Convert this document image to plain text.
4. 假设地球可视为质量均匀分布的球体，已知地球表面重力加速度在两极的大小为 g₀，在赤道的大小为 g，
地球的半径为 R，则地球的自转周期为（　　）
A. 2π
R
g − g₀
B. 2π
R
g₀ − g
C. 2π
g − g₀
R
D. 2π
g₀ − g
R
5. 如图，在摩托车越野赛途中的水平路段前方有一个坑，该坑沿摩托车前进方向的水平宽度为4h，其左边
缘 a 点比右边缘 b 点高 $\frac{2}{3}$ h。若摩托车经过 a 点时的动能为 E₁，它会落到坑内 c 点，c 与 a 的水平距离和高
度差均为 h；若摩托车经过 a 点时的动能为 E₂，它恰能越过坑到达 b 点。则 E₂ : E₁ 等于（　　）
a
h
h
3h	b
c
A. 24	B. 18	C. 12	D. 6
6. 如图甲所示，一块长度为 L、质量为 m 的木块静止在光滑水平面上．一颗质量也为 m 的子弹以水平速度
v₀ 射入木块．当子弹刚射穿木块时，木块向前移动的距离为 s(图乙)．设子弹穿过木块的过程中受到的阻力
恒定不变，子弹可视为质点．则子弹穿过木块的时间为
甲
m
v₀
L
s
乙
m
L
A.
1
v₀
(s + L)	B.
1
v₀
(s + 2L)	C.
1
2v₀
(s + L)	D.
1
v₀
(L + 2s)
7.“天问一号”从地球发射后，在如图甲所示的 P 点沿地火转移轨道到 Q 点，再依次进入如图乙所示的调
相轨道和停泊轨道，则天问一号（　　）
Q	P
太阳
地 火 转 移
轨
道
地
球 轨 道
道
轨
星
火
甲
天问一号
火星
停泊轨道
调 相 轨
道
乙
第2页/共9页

Request:
Print every record above exactly as written.

Task solution:
Convert this document image to plain text.
4. 假设地球可视为质量均匀分布的球体，已知地球表面重力加速度在两极的大小为 g₀，在赤道的大小为 g，
地球的半径为 R，则地球的自转周期为（　　）
A. 2π
R
g − g₀
B. 2π
R
g₀ − g
C. 2π
g − g₀
R
D. 2π
g₀ − g
R
5. 如图，在摩托车越野赛途中的水平路段前方有一个坑，该坑沿摩托车前进方向的水平宽度为4h，其左边
缘 a 点比右边缘 b 点高 $\frac{2}{3}$ h。若摩托车经过 a 点时的动能为 E₁，它会落到坑内 c 点，c 与 a 的水平距离和高
度差均为 h；若摩托车经过 a 点时的动能为 E₂，它恰能越过坑到达 b 点。则 E₂ : E₁ 等于（　　）
a
h
h
3h	b
c
A. 24	B. 18	C. 12	D. 6
6. 如图甲所示，一块长度为 L、质量为 m 的木块静止在光滑水平面上．一颗质量也为 m 的子弹以水平速度
v₀ 射入木块．当子弹刚射穿木块时，木块向前移动的距离为 s(图乙)．设子弹穿过木块的过程中受到的阻力
恒定不变，子弹可视为质点．则子弹穿过木块的时间为
甲
m
v₀
L
s
乙
m
L
A.
1
v₀
(s + L)	B.
1
v₀
(s + 2L)	C.
1
2v₀
(s + L)	D.
1
v₀
(L + 2s)
7.“天问一号”从地球发射后，在如图甲所示的 P 点沿地火转移轨道到 Q 点，再依次进入如图乙所示的调
相轨道和停泊轨道，则天问一号（　　）
Q	P
太阳
地 火 转 移
轨
道
地
球 轨 道
道
轨
星
火
甲
天问一号
火星
停泊轨道
调 相 轨
道
乙
第2页/共9页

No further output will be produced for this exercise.